Work required: Copy out every line in the entries below that includes "Тинган".

Data for this task:
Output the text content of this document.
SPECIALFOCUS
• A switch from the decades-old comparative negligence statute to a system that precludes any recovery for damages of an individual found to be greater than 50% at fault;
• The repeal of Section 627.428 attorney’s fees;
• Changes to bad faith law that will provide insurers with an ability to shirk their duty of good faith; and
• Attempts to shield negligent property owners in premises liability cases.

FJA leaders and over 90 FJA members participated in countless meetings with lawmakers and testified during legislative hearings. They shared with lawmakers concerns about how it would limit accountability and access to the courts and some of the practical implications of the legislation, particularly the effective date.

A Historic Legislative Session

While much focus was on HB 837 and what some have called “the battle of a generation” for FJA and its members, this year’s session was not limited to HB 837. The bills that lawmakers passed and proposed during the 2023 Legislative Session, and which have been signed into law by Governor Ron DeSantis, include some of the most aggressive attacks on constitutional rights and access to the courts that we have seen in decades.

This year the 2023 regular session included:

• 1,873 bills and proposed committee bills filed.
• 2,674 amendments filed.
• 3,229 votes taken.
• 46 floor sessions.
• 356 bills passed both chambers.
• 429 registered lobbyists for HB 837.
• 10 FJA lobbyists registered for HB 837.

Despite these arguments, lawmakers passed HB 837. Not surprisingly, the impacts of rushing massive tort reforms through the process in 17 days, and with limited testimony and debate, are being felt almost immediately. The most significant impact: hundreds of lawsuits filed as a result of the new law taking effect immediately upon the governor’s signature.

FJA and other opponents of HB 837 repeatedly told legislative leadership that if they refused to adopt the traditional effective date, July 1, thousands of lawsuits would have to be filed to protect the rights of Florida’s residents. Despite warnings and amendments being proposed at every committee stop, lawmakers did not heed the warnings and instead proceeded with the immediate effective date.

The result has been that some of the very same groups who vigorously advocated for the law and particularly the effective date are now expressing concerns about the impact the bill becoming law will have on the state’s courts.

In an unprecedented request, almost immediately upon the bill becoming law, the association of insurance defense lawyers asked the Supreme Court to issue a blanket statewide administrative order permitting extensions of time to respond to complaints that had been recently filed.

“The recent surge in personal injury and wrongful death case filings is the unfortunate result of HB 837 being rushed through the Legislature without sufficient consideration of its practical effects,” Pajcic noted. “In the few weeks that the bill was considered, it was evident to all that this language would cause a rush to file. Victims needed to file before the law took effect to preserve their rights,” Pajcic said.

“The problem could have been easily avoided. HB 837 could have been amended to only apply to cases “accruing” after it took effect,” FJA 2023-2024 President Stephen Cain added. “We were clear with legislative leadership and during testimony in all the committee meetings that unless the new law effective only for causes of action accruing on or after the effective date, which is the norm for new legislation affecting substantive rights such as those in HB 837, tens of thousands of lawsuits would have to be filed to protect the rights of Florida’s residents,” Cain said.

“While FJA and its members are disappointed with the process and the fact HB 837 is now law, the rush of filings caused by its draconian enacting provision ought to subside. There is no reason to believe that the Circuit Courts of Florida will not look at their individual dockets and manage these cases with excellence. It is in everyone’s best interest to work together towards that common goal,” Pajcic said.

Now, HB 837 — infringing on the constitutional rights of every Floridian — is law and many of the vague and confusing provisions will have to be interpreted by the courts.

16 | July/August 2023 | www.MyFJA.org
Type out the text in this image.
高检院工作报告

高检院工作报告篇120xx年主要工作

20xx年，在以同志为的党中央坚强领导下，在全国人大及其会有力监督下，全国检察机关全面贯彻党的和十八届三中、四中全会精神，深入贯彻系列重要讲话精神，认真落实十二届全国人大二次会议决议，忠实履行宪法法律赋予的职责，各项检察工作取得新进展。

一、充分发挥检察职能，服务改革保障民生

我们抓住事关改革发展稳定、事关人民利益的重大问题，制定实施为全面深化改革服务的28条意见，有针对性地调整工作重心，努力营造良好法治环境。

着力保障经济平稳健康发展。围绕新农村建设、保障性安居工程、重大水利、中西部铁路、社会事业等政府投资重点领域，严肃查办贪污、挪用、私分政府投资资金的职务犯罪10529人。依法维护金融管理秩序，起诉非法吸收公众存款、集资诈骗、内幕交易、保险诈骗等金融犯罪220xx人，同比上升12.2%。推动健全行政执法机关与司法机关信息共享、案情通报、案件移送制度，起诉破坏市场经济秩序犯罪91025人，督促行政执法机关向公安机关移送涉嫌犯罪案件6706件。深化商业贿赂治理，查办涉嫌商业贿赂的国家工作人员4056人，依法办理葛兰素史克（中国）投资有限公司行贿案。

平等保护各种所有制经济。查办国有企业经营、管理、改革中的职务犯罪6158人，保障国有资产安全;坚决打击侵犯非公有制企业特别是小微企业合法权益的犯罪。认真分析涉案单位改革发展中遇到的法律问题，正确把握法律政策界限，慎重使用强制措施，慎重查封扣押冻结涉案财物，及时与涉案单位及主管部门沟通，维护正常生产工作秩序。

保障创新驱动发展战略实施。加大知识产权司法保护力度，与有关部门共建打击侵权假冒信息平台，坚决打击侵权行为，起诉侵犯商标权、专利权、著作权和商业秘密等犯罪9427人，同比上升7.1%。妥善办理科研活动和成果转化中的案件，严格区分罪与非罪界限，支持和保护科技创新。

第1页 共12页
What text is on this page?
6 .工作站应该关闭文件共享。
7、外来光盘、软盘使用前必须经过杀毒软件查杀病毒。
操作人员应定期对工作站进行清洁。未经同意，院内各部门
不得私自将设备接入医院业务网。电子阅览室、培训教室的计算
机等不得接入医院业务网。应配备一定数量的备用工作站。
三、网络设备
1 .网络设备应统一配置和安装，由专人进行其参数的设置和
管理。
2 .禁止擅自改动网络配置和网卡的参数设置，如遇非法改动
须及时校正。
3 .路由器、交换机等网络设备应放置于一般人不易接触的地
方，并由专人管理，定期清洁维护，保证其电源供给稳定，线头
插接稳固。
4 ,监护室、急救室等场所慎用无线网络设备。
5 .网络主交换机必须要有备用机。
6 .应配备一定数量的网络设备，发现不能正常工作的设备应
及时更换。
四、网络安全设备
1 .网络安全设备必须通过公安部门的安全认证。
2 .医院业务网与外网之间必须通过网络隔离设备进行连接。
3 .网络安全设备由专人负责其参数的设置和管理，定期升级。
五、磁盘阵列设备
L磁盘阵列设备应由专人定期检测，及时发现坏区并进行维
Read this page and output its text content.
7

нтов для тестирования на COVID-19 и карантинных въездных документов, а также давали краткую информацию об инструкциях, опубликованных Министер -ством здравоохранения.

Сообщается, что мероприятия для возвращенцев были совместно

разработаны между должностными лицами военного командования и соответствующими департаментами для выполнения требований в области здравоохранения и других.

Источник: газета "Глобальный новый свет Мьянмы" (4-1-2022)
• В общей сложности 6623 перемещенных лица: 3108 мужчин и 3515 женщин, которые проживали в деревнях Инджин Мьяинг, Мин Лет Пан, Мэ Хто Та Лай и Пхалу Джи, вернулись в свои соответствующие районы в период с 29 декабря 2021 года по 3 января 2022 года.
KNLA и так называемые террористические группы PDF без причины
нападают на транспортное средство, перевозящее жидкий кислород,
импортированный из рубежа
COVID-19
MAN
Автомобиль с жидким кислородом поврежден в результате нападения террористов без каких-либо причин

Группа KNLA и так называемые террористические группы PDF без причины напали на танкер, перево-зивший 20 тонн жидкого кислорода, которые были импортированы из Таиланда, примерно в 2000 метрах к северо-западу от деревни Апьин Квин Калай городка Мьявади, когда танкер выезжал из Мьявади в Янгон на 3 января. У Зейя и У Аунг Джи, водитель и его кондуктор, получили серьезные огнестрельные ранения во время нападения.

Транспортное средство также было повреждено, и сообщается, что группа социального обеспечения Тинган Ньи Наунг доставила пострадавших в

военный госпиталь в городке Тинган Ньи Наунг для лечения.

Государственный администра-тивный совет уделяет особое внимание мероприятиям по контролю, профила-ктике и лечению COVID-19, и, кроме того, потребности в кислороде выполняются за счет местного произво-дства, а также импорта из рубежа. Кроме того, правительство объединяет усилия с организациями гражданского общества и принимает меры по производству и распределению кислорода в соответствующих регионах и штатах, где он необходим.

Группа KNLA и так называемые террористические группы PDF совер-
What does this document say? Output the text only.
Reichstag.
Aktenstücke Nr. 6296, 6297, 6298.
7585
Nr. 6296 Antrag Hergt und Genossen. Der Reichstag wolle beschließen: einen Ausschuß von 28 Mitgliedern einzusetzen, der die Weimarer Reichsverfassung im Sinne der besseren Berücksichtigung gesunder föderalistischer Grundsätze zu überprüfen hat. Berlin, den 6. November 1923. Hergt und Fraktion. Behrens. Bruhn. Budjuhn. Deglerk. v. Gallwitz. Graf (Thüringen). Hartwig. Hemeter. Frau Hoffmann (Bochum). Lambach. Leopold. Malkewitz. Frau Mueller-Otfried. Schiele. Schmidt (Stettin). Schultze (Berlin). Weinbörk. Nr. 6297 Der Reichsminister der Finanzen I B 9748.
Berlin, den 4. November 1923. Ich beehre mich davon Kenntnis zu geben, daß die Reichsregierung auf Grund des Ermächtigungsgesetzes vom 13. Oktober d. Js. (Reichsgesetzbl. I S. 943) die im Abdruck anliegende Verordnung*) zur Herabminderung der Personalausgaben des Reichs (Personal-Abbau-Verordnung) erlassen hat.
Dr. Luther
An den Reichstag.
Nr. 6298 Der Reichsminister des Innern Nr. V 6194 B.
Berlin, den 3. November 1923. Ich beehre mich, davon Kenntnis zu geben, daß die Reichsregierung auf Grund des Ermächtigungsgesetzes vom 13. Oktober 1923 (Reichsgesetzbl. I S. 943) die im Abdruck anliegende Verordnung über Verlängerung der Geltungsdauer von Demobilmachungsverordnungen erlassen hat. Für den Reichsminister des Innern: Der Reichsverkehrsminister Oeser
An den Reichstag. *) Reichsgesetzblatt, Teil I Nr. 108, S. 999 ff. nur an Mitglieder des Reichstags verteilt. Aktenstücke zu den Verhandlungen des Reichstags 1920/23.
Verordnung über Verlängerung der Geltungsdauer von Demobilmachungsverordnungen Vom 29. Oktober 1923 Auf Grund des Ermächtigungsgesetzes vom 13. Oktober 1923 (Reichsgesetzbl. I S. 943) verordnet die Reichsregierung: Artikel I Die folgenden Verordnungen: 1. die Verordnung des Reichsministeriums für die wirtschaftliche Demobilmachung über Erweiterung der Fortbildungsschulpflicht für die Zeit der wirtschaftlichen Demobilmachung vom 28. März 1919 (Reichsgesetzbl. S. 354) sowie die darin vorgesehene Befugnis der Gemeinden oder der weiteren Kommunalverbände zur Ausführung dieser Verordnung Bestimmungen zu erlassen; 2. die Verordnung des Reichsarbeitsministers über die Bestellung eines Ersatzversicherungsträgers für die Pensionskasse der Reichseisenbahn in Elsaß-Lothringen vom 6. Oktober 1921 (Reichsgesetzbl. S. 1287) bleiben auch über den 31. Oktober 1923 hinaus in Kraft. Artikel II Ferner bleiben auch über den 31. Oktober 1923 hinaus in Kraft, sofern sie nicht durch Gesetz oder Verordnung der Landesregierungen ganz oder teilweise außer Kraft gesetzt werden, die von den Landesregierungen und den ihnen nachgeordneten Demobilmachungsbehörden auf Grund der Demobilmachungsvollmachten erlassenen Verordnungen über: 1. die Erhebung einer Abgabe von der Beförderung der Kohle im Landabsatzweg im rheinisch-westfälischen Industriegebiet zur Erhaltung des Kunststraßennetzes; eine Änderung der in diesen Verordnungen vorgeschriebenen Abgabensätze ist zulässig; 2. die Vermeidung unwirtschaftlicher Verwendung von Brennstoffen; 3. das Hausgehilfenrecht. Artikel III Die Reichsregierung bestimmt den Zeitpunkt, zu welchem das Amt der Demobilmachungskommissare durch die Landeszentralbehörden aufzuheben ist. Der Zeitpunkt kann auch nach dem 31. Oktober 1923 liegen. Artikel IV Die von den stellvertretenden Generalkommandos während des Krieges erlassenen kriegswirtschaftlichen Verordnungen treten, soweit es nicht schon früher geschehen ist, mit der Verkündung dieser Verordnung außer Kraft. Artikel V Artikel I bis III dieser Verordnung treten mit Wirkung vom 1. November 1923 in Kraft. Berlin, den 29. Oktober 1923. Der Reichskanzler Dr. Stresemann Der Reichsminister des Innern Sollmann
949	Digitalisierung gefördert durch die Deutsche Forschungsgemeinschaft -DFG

Complete response:
Транспортное средство также было повреждено, и сообщается, что группа социального обеспечения Тинган Ньи Наунг доставила пострадавших в
военный госпиталь в городке Тинган Ньи Наунг для лечения.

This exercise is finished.